YOUR INSTRUCTIONS: Look through the listing for the word "avec". Copy each line that has it.
--- START MATERIAL PROVIDED ---
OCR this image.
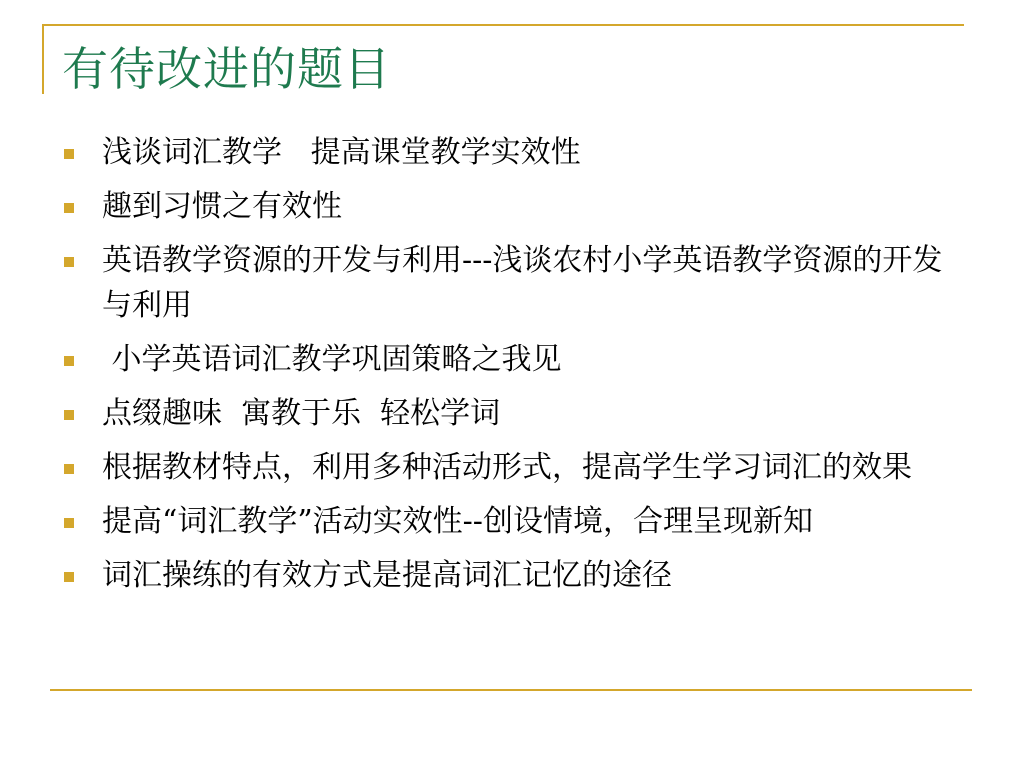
有待改进的题目
浅谈词汇教学   提高课堂教学实效性
趣到习惯之有效性
英语教学资源的开发与利用---浅谈农村小学英语教学资源的开发与利用
小学英语词汇教学巩固策略之我见
点缀趣味  寓教于乐  轻松学词
根据教材特点，利用多种活动形式，提高学生学习词汇的效果
提高“词汇教学”活动实效性--创设情境，合理呈现新知
词汇操练的有效方式是提高词汇记忆的途径
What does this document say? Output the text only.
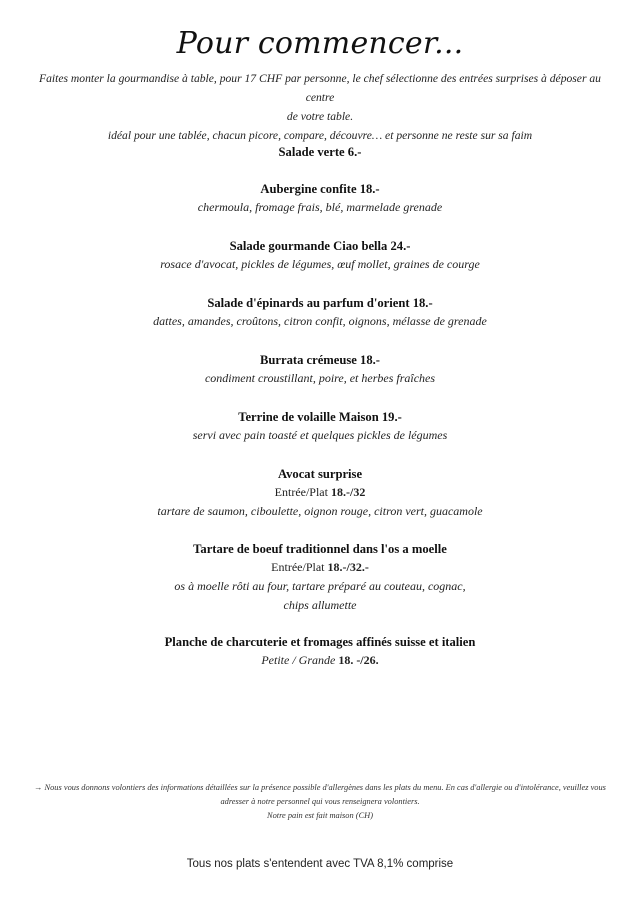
Pour commencer...

Faites monter la gourmandise à table, pour 17 CHF par personne, le chef sélectionne des entrées surprises à déposer au centre

de votre table.

idéal pour une tablée, chacun picore, compare, découvre… et personne ne reste sur sa faim

Salade verte 6.-
Aubergine confite 18.-
chermoula, fromage frais, blé, marmelade grenade
Salade gourmande Ciao bella 24.-
rosace d'avocat, pickles de légumes, œuf mollet, graines de courge
Salade d'épinards au parfum d'orient 18.-
dattes, amandes, croûtons, citron confit, oignons, mélasse de grenade
Burrata crémeuse 18.-
condiment croustillant, poire, et herbes fraîches
Terrine de volaille Maison 19.-
servi avec pain toasté et quelques pickles de légumes
Avocat surprise
Entrée/Plat 18.-/32
tartare de saumon, ciboulette, oignon rouge, citron vert, guacamole
Tartare de boeuf traditionnel dans l'os a moelle
Entrée/Plat 18.-/32.-
os à moelle rôti au four, tartare préparé au couteau, cognac,
chips allumette
Planche de charcuterie et fromages affinés suisse et italien
Petite / Grande 18. -/26.

→ Nous vous donnons volontiers des informations détaillées sur la présence possible d'allergènes dans les plats du menu. En cas d'allergie ou d'intolérance, veuillez vous

adresser à notre personnel qui vous renseignera volontiers.

Notre pain est fait maison (CH)

Tous nos plats s'entendent avec TVA 8,1% comprise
--- END MATERIAL PROVIDED ---
THE ANSWER:
servi avec pain toasté et quelques pickles de légumes
Tous nos plats s'entendent avec TVA 8,1% comprise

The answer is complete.